### Written task
Search the material for the word "Haut" and copy each line that holds it.

[Data entries]
--

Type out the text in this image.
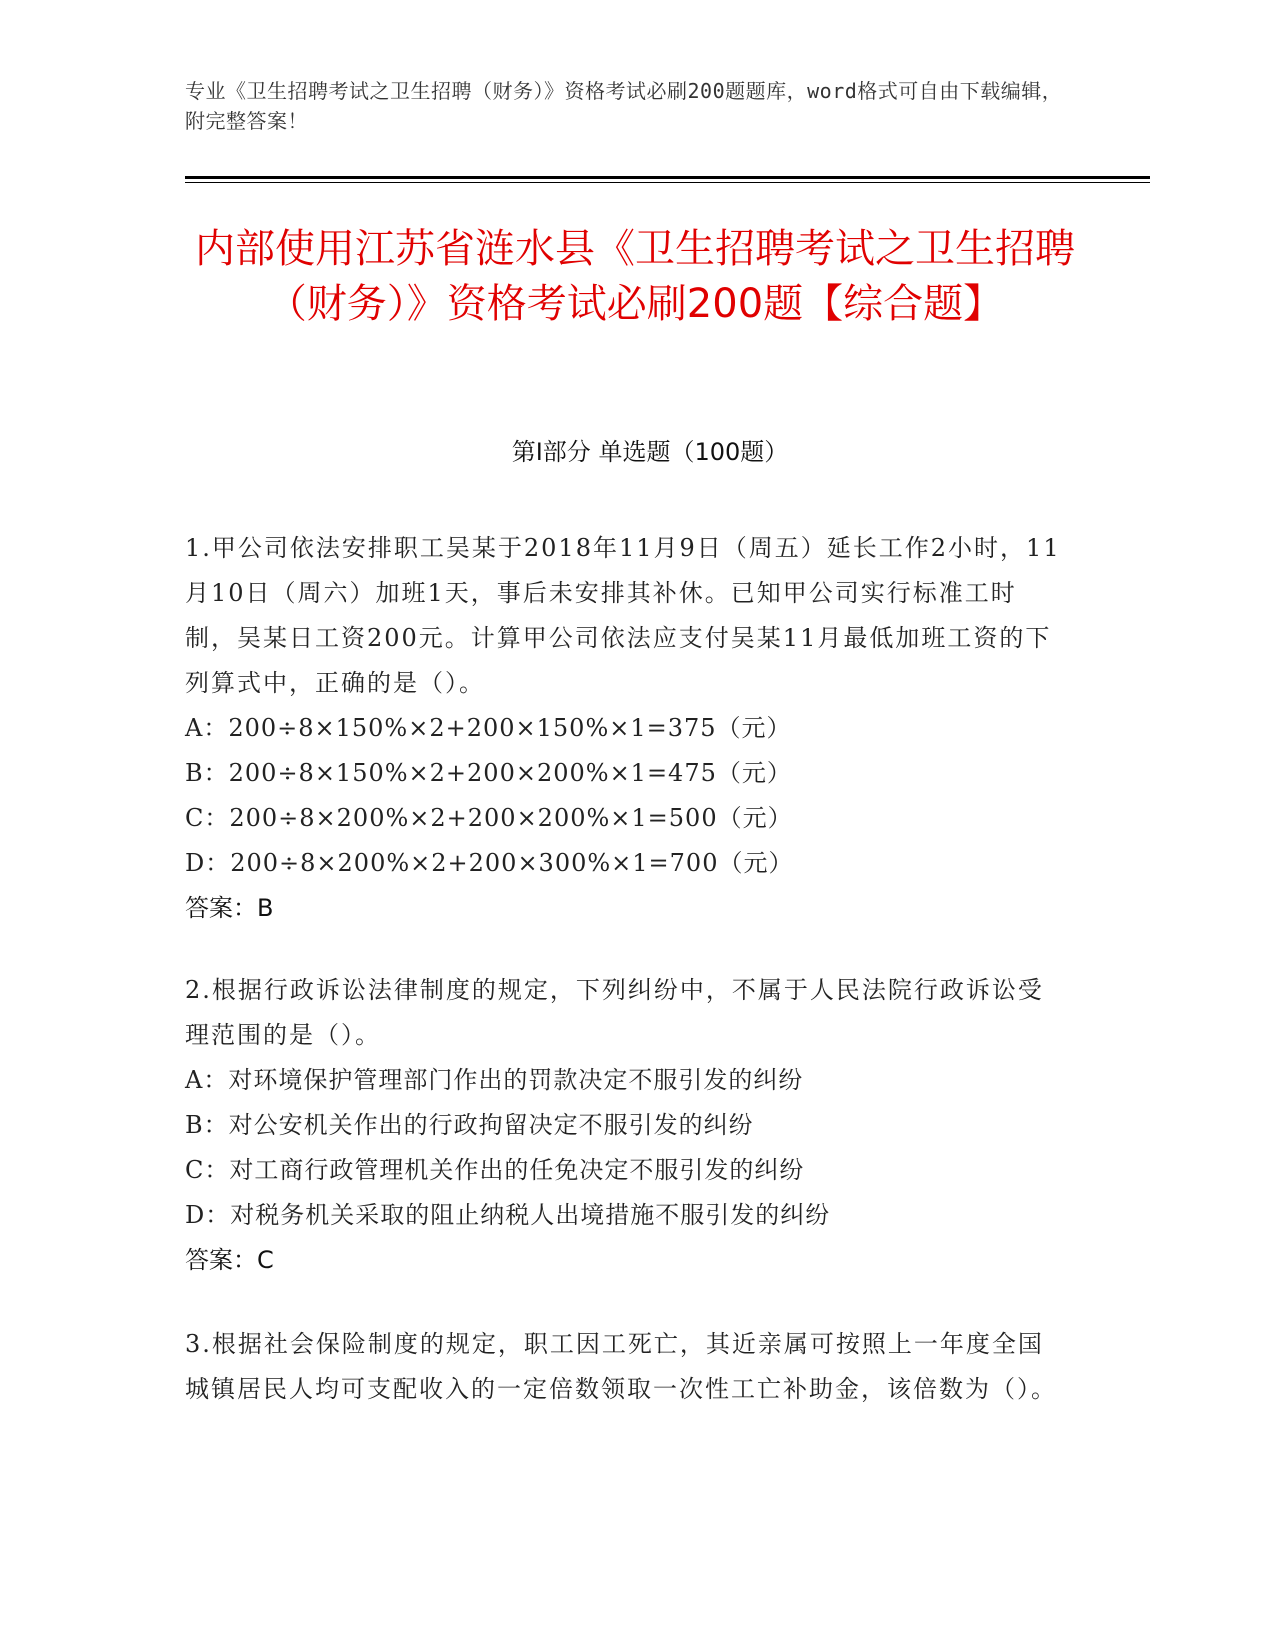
专业《卫生招聘考试之卫生招聘（财务）》资格考试必刷200题题库，word格式可自由下载编辑，附完整答案！
内部使用江苏省涟水县《卫生招聘考试之卫生招聘（财务）》资格考试必刷200题【综合题】
第I部分 单选题（100题）
1.甲公司依法安排职工吴某于2018年11月9日（周五）延长工作2小时，11月10日（周六）加班1天，事后未安排其补休。已知甲公司实行标准工时制，吴某日工资200元。计算甲公司依法应支付吴某11月最低加班工资的下列算式中，正确的是（）。
A：200÷8×150%×2+200×150%×1=375（元）
B：200÷8×150%×2+200×200%×1=475（元）
C：200÷8×200%×2+200×200%×1=500（元）
D：200÷8×200%×2+200×300%×1=700（元）
答案：B
2.根据行政诉讼法律制度的规定，下列纠纷中，不属于人民法院行政诉讼受理范围的是（）。
A：对环境保护管理部门作出的罚款决定不服引发的纠纷
B：对公安机关作出的行政拘留决定不服引发的纠纷
C：对工商行政管理机关作出的任免决定不服引发的纠纷
D：对税务机关采取的阻止纳税人出境措施不服引发的纠纷
答案：C
3.根据社会保险制度的规定，职工因工死亡，其近亲属可按照上一年度全国城镇居民人均可支配收入的一定倍数领取一次性工亡补助金，该倍数为（）。
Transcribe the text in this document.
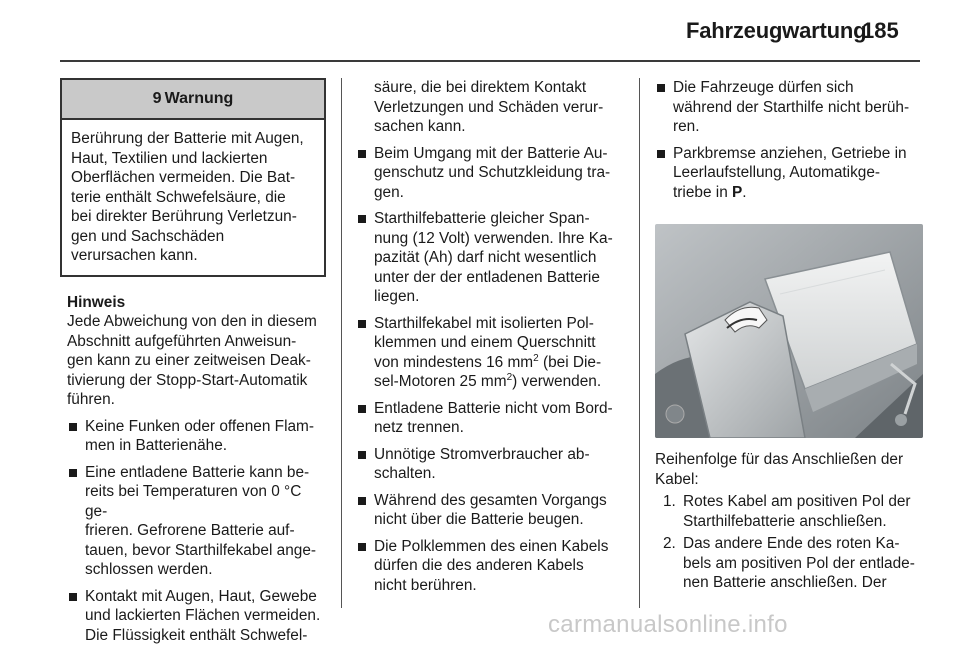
Fahrzeugwartung
185
9 Warnung
Berührung der Batterie mit Augen,
Haut, Textilien und lackierten
Oberflächen vermeiden. Die Bat-
terie enthält Schwefelsäure, die
bei direkter Berührung Verletzun-
gen und Sachschäden
verursachen kann.
Hinweis
Jede Abweichung von den in diesem
Abschnitt aufgeführten Anweisun-
gen kann zu einer zeitweisen Deak-
tivierung der Stopp-Start-Automatik
führen.
Keine Funken oder offenen Flam-
men in Batterienähe.
Eine entladene Batterie kann be-
reits bei Temperaturen von 0 °C ge-
frieren. Gefrorene Batterie auf-
tauen, bevor Starthilfekabel ange-
schlossen werden.
Kontakt mit Augen, Haut, Gewebe
und lackierten Flächen vermeiden.
Die Flüssigkeit enthält Schwefel-
säure, die bei direktem Kontakt
Verletzungen und Schäden verur-
sachen kann.
Beim Umgang mit der Batterie Au-
genschutz und Schutzkleidung tra-
gen.
Starthilfebatterie gleicher Span-
nung (12 Volt) verwenden. Ihre Ka-
pazität (Ah) darf nicht wesentlich
unter der der entladenen Batterie
liegen.
Starthilfekabel mit isolierten Pol-
klemmen und einem Querschnitt
von mindestens 16 $mm^2$ (bei Die-
sel-Motoren 25 $mm^2$) verwenden.
Entladene Batterie nicht vom Bord-
netz trennen.
Unnötige Stromverbraucher ab-
schalten.
Während des gesamten Vorgangs
nicht über die Batterie beugen.
Die Polklemmen des einen Kabels
dürfen die des anderen Kabels
nicht berühren.
Die Fahrzeuge dürfen sich
während der Starthilfe nicht berüh-
ren.
Parkbremse anziehen, Getriebe in
Leerlaufstellung, Automatikge-
triebe in P.
Reihenfolge für das Anschließen der
Kabel:
1. Rotes Kabel am positiven Pol der
Starthilfebatterie anschließen.
2. Das andere Ende des roten Ka-
bels am positiven Pol der entlade-
nen Batterie anschließen. Der
carmanualsonline.info
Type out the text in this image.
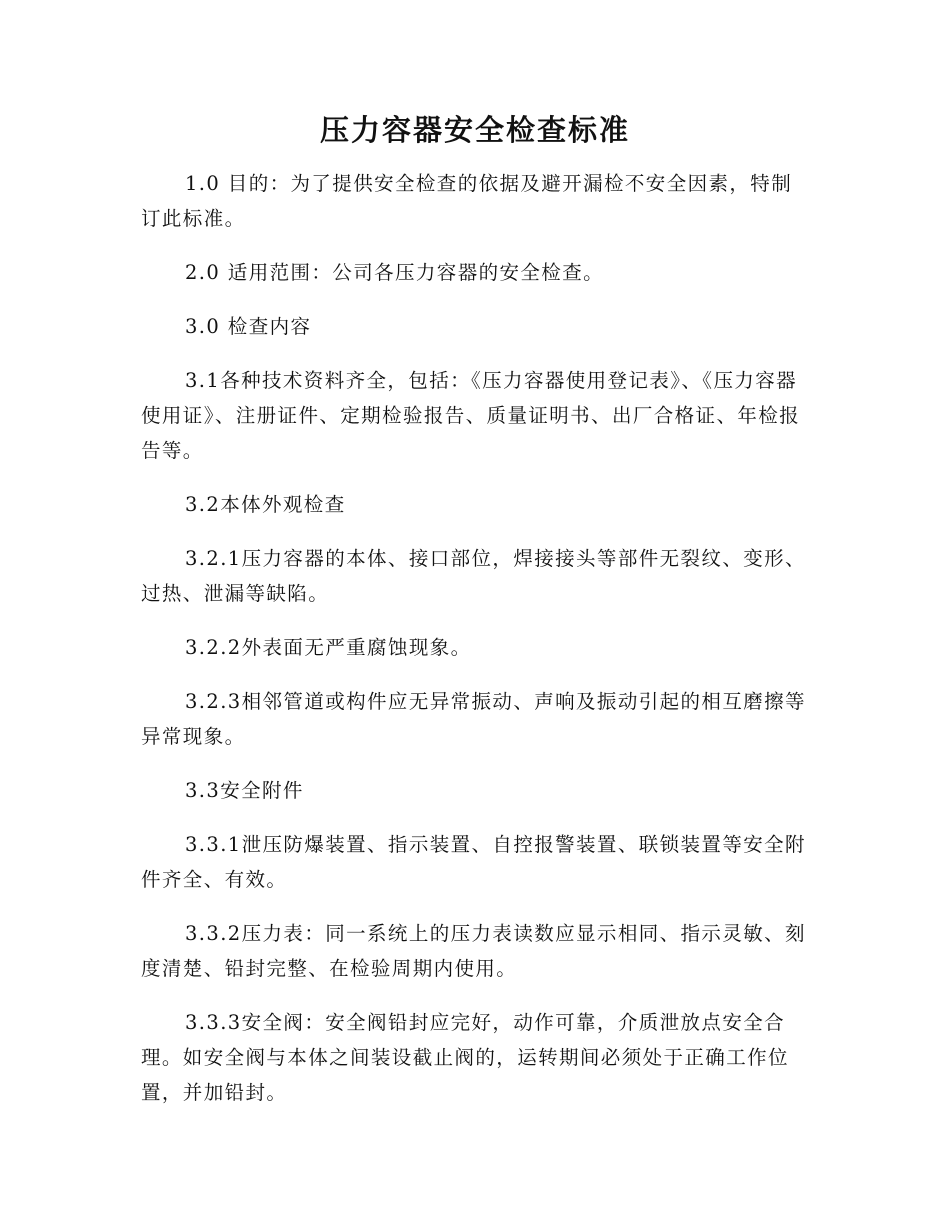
压力容器安全检查标准

1.0 目的：为了提供安全检查的依据及避开漏检不安全因素，特制订此标准。

2.0 适用范围：公司各压力容器的安全检查。

3.0 检查内容

3.1各种技术资料齐全，包括：《压力容器使用登记表》、《压力容器使用证》、注册证件、定期检验报告、质量证明书、出厂合格证、年检报告等。

3.2本体外观检查

3.2.1压力容器的本体、接口部位，焊接接头等部件无裂纹、变形、过热、泄漏等缺陷。

3.2.2外表面无严重腐蚀现象。

3.2.3相邻管道或构件应无异常振动、声响及振动引起的相互磨擦等异常现象。

3.3安全附件

3.3.1泄压防爆装置、指示装置、自控报警装置、联锁装置等安全附件齐全、有效。

3.3.2压力表：同一系统上的压力表读数应显示相同、指示灵敏、刻度清楚、铅封完整、在检验周期内使用。

3.3.3安全阀：安全阀铅封应完好，动作可靠，介质泄放点安全合理。如安全阀与本体之间装设截止阀的，运转期间必须处于正确工作位置，并加铅封。
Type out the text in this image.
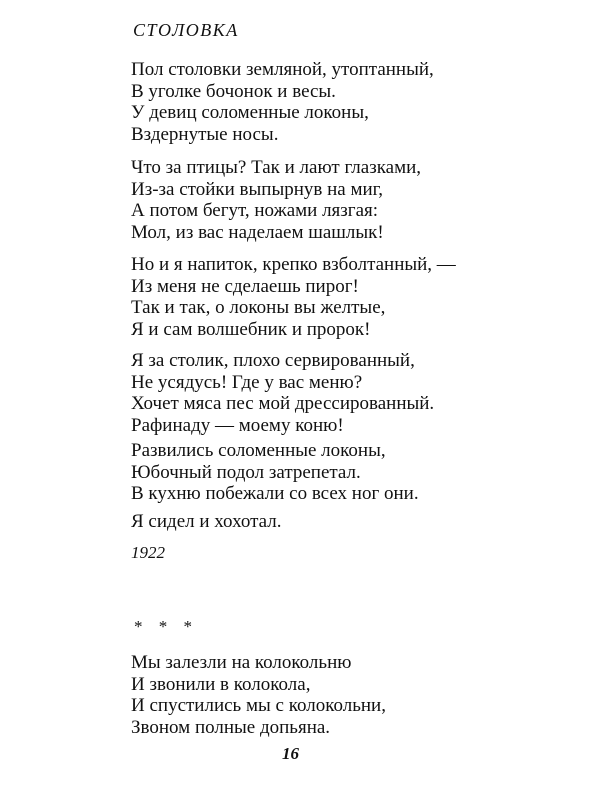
СТОЛОВКА

Пол столовки земляной, утоптанный,
В уголке бочонок и весы.
У девиц соломенные локоны,
Вздернутые носы.

Что за птицы? Так и лают глазками,
Из-за стойки выпырнув на миг,
А потом бегут, ножами лязгая:
Мол, из вас наделаем шашлык!

Но и я напиток, крепко взболтанный, —
Из меня не сделаешь пирог!
Так и так, о локоны вы желтые,
Я и сам волшебник и пророк!

Я за столик, плохо сервированный,
Не усядусь! Где у вас меню?
Хочет мяса пес мой дрессированный.
Рафинаду — моему коню!

Развились соломенные локоны,
Юбочный подол затрепетал.
В кухню побежали со всех ног они.

Я сидел и хохотал.

1922
* * *

Мы залезли на колокольню
И звонили в колокола,
И спустились мы с колокольни,
Звоном полные допьяна.

16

--

### Written response
Haut, Textilien und lackierten
Kontakt mit Augen, Haut, Gewebe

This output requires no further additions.